* _Given problem_:
Restate each entry word for word, leaving nothing out.

* _Provided records_:
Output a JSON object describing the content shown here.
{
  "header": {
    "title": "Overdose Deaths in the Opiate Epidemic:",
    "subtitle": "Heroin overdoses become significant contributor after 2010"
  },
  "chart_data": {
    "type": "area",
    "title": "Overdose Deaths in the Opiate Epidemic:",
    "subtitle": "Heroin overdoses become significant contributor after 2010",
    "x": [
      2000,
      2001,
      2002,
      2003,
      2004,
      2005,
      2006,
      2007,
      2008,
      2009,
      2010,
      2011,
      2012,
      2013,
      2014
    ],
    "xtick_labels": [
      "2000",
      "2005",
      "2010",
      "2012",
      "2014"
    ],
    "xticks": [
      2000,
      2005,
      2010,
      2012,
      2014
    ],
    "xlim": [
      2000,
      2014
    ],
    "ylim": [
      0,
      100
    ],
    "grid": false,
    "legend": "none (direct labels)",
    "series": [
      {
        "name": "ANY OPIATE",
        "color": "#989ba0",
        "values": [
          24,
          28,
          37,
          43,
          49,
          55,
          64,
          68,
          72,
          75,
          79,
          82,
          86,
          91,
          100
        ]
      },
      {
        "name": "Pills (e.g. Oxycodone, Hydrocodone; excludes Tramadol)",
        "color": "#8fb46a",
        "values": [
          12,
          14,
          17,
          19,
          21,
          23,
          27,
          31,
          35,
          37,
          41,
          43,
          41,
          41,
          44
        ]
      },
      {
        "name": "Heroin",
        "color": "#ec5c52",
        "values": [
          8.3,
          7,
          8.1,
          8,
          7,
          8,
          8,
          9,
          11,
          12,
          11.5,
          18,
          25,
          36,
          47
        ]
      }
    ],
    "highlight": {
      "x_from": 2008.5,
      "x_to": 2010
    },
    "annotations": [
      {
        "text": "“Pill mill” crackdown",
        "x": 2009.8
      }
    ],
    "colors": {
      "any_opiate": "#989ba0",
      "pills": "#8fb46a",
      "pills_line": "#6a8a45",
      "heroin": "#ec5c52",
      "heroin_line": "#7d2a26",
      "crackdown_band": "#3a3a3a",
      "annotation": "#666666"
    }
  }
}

* _Exercise answer_:
Output a JSON object describing the content shown here.
{
  "header": {
    "title": "Overdose Deaths in the Opiate Epidemic:",
    "subtitle": "Heroin overdoses become significant contributor after 2010"
  },
  "chart_data": {
    "type": "area",
    "title": "Overdose Deaths in the Opiate Epidemic:",
    "subtitle": "Heroin overdoses become significant contributor after 2010",
    "x": [
      2000,
      2001,
      2002,
      2003,
      2004,
      2005,
      2006,
      2007,
      2008,
      2009,
      2010,
      2011,
      2012,
      2013,
      2014
    ],
    "xtick_labels": [
      "2000",
      "2005",
      "2010",
      "2012",
      "2014"
    ],
    "xticks": [
      2000,
      2005,
      2010,
      2012,
      2014
    ],
    "xlim": [
      2000,
      2014
    ],
    "ylim": [
      0,
      100
    ],
    "grid": false,
    "legend": "none (direct labels)",
    "series": [
      {
        "name": "ANY OPIATE",
        "color": "#989ba0",
        "values": [
          24,
          28,
          37,
          43,
          49,
          55,
          64,
          68,
          72,
          75,
          79,
          82,
          86,
          91,
          100
        ]
      },
      {
        "name": "Pills (e.g. Oxycodone, Hydrocodone; excludes Tramadol)",
        "color": "#8fb46a",
        "values": [
          12,
          14,
          17,
          19,
          21,
          23,
          27,
          31,
          35,
          37,
          41,
          43,
          41,
          41,
          44
        ]
      },
      {
        "name": "Heroin",
        "color": "#ec5c52",
        "values": [
          8.3,
          7,
          8.1,
          8,
          7,
          8,
          8,
          9,
          11,
          12,
          11.5,
          18,
          25,
          36,
          47
        ]
      }
    ],
    "highlight": {
      "x_from": 2008.5,
      "x_to": 2010
    },
    "annotations": [
      {
        "text": "“Pill mill” crackdown",
        "x": 2009.8
      }
    ],
    "colors": {
      "any_opiate": "#989ba0",
      "pills": "#8fb46a",
      "pills_line": "#6a8a45",
      "heroin": "#ec5c52",
      "heroin_line": "#7d2a26",
      "crackdown_band": "#3a3a3a",
      "annotation": "#666666"
    }
  }
}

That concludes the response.